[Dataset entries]
+===+
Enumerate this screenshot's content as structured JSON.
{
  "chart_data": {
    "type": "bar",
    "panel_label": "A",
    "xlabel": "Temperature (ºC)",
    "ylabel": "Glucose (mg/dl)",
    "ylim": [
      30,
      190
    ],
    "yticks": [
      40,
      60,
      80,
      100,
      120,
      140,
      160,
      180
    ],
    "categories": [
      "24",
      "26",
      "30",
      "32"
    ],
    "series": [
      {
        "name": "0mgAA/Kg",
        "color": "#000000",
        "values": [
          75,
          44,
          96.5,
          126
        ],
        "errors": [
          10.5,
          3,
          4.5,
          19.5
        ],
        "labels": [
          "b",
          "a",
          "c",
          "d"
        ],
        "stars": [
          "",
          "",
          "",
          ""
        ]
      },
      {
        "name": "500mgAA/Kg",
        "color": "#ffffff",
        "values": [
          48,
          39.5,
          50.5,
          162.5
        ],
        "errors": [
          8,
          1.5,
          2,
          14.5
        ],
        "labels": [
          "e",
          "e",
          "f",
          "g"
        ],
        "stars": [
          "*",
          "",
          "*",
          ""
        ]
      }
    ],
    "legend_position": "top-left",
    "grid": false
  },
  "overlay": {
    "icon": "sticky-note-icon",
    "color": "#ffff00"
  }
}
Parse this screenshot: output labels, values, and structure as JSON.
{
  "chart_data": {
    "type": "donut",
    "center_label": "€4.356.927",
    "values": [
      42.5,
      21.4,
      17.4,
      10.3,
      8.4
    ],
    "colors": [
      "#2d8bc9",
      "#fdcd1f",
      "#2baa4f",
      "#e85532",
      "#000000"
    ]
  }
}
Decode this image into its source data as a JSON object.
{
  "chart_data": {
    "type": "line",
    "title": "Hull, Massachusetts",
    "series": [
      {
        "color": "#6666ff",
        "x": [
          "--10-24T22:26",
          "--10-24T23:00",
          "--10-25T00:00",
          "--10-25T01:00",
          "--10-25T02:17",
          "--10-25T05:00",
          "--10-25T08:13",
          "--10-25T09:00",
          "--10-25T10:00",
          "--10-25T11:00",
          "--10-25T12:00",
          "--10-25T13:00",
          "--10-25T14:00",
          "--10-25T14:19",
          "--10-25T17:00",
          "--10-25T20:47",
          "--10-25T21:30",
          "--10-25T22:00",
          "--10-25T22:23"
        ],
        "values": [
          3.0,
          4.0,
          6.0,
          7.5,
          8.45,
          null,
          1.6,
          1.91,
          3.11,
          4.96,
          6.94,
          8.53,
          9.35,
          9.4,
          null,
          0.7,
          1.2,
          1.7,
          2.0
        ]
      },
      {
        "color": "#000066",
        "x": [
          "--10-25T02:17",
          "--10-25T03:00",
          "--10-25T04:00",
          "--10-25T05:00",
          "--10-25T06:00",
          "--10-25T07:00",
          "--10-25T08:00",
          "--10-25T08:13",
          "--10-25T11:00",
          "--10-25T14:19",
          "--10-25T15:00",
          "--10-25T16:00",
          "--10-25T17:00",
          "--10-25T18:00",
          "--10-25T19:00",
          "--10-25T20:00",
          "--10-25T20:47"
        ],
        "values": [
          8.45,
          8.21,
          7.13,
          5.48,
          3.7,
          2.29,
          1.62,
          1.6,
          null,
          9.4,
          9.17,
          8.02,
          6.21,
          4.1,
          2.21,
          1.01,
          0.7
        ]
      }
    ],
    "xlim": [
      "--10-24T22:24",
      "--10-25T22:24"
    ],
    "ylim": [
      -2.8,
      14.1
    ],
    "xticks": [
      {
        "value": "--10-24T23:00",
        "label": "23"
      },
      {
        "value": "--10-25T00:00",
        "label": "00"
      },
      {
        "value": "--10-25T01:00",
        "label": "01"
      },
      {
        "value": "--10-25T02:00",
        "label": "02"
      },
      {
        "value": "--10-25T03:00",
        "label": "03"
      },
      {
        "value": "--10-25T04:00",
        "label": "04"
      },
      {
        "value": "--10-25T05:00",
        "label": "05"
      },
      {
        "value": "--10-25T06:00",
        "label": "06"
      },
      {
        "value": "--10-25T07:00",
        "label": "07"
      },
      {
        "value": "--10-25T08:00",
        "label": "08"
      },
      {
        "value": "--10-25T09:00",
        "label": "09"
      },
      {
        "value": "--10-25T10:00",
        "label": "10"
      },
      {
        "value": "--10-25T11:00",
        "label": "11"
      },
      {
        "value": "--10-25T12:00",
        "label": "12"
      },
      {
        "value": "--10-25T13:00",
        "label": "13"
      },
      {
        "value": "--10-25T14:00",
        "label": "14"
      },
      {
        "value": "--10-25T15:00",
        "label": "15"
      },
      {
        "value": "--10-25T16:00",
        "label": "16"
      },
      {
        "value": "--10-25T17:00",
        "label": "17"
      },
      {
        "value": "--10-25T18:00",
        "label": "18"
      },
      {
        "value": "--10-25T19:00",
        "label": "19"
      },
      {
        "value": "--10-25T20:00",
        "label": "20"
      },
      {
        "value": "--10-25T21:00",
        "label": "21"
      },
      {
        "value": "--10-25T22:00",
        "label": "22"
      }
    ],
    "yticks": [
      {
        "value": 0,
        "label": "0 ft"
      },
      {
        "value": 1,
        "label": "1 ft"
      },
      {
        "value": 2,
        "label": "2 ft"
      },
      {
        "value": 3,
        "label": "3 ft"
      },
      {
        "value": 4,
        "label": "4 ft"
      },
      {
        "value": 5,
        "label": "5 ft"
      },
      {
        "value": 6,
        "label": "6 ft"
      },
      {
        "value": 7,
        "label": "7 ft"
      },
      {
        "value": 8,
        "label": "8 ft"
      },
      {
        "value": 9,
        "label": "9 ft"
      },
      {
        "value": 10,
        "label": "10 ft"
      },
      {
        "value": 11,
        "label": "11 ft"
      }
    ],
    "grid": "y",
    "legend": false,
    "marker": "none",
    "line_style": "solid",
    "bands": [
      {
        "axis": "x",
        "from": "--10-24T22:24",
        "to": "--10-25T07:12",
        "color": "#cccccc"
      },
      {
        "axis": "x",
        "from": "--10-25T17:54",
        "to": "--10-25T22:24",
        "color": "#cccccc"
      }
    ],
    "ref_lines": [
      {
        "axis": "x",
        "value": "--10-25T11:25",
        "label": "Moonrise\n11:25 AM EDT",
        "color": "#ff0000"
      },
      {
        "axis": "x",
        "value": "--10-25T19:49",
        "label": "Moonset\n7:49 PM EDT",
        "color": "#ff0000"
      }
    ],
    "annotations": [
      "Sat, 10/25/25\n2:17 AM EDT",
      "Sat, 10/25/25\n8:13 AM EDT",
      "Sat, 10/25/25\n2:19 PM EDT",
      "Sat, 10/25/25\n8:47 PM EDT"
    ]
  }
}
+===+
*DO THIS*.
Look for the word "JSON" in every line of the listing and copy the lines that have it.

*WRITTEN RESPONSE*.
Enumerate this screenshot's content as structured JSON.
Parse this screenshot: output labels, values, and structure as JSON.
Decode this image into its source data as a JSON object.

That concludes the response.